Suatu hari, Pangeran Diponegoro sedang duduk-duduk dan berbincang-bincang dengan sahabat-sahabatnya, diantaranya; Kyai Mojo (ulama), Pangeran Mangkubumi, dan Pangeran Ngabehi Joyokusumo. Sementara itu, Ali Basya Abdul Muhyi (pejabat) pamit kepada Pangeran Diponegoro untuk berangkat menuju Pabelan dan Wojo, sebab khawatir kalau daerah kekuasaannya itu jika terlalu lama ditinggal nanti akan rusak dan diduduki kembali oleh Belanda, karena daerah itu sering dijadikan incaran oleh tentara Belanda.
Setelah Ali Basya Abdul Muhyi menyampaikan alasan kepulangannya ke daerah tersebut, tiba-tiba Kyai Mojo menertawakan apa yang dikhawatirkan oleh Ali Basya Abdul Muhyi tersebut sambil berkata:
“Wahai Ali Basya, mengurus daerah itu lebih mudah daripada mengurus agama.”
-----
• **Yang Akan Dikerjakan**
a – Menurut bacaan tentang Pangeran Diponegoro, ke daerah mana Ali Basya Abdul Muhyi pamit untuk berangkat?
b – Tuliskan kembali bagian dari bacaan tentang Pangeran Diponegoro di antara "Suatu hari, Pangeran" dan "oleh tentara Belanda.", termasuk kedua bagian itu.
c – Lanjutkan kisah tentang Pangeran Diponegoro, Kyai Mojo, dan Ali Basya Abdul Muhyi mulai dari kalimat terakhir yang tercantum.

• **Data Tercatat**
-----
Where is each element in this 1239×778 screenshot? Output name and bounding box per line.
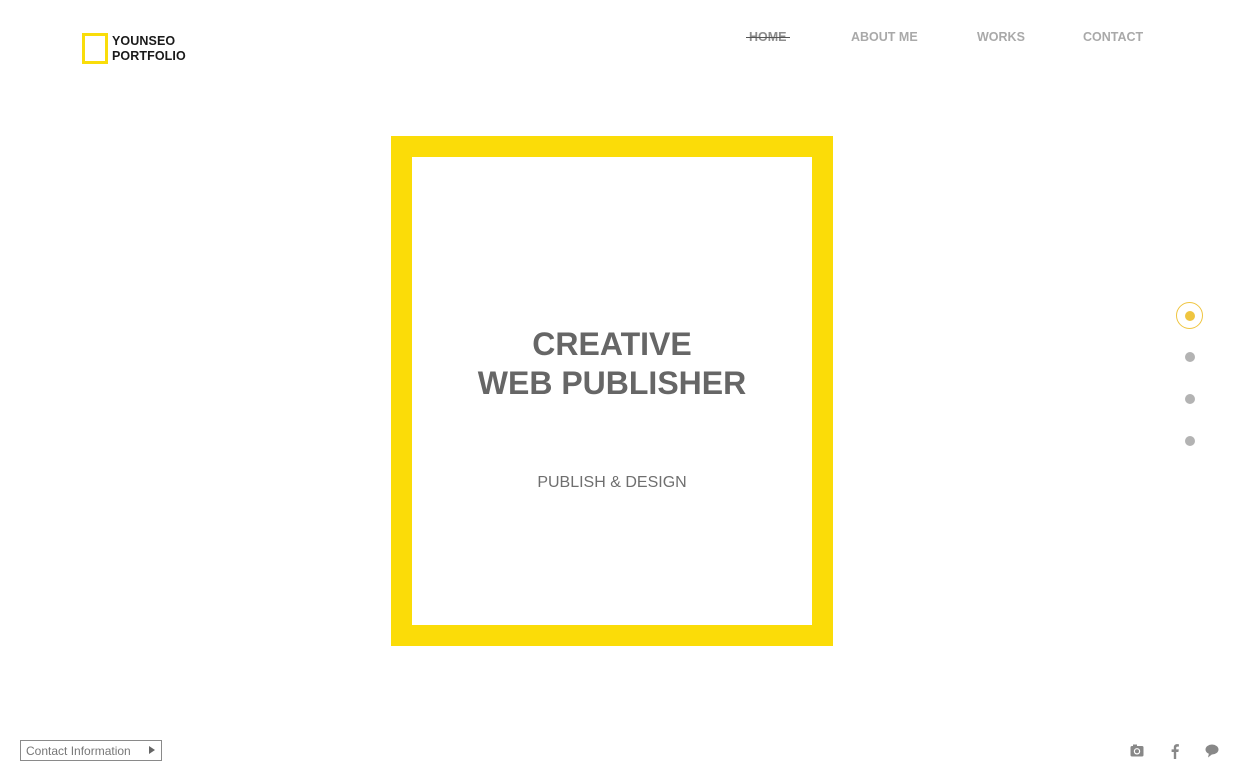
-----
• **Hasil Tiap Tugas**
a – Ke Pabelan dan Wojo.

b –
Suatu hari, Pangeran Diponegoro sedang duduk-duduk dan berbincang-bincang dengan sahabat-sahabatnya, diantaranya; Kyai Mojo (ulama), Pangeran Mangkubumi, dan Pangeran Ngabehi Joyokusumo. Sementara itu, Ali Basya Abdul Muhyi (pejabat) pamit kepada Pangeran Diponegoro untuk berangkat menuju Pabelan dan Wojo, sebab khawatir kalau daerah kekuasaannya itu jika terlalu lama ditinggal nanti akan rusak dan diduduki kembali oleh Belanda, karena daerah itu sering dijadikan incaran oleh tentara Belanda.

c –
“Lebih susah mengurus daerah daripada mengurus agama” sahut Ali Basya
“Kalau begitu, bagaimana kalau kita bertukar posisi, kamu yang mengurus agama lalu saya yang mengurus daerah” tantang Kyai Mojo
“Saya tidak bisa, karena saya bukan ahli agama (ulama)” jawab Ali Basya
Kyai Mojo semakin marah
“Bagaimana menurut Pangeran Ngabehi, apakah itu betul, mengurus daerah itu lebih susah daripada mengurus agama?” tanya Kyai Mojo kepada Pangeran Ngabehi
“Menurut pendapat saya, Kyai Mojo, kedua-duanya sama pentingnya namun tergantung siapa yang mengurus”. jelas Pangeran Ngabehi
Akan tetapi Kyai Mojo malah semakin marah, sebab ia salah paham dalam menanggapi jawaban Pangeran Ngabehi.
“Kalau begitu, tidak ada gunanya peperangan kita selama ini, hal ini pasti akan mendapat kemarahan dari Allah, karena peperangan ini hanya ingin memperebutkan daerah (wilayah)” jelas Kyai Mojo
|
Makam Kyai Mojo di Minahasa, Sulut |
Mendengar perdebatan sengit antara Kyai Mojo dengan Ali Basya Abdul Muhyi tentang lebih penting mana antara mengurus agama dengan mengurus daerah, Pangeran Diponegoro hanya tersenyum dan berkata dengan bijak, “Perdebatan ini tidak akan menghasilkan apa-apa, justru seperti itulah ibarat badan tanpa nyawa. Apa artinya kalau badan tanpa nyawa?. Nyawa itu tidak terlihat tetapi ia sangat nyata.”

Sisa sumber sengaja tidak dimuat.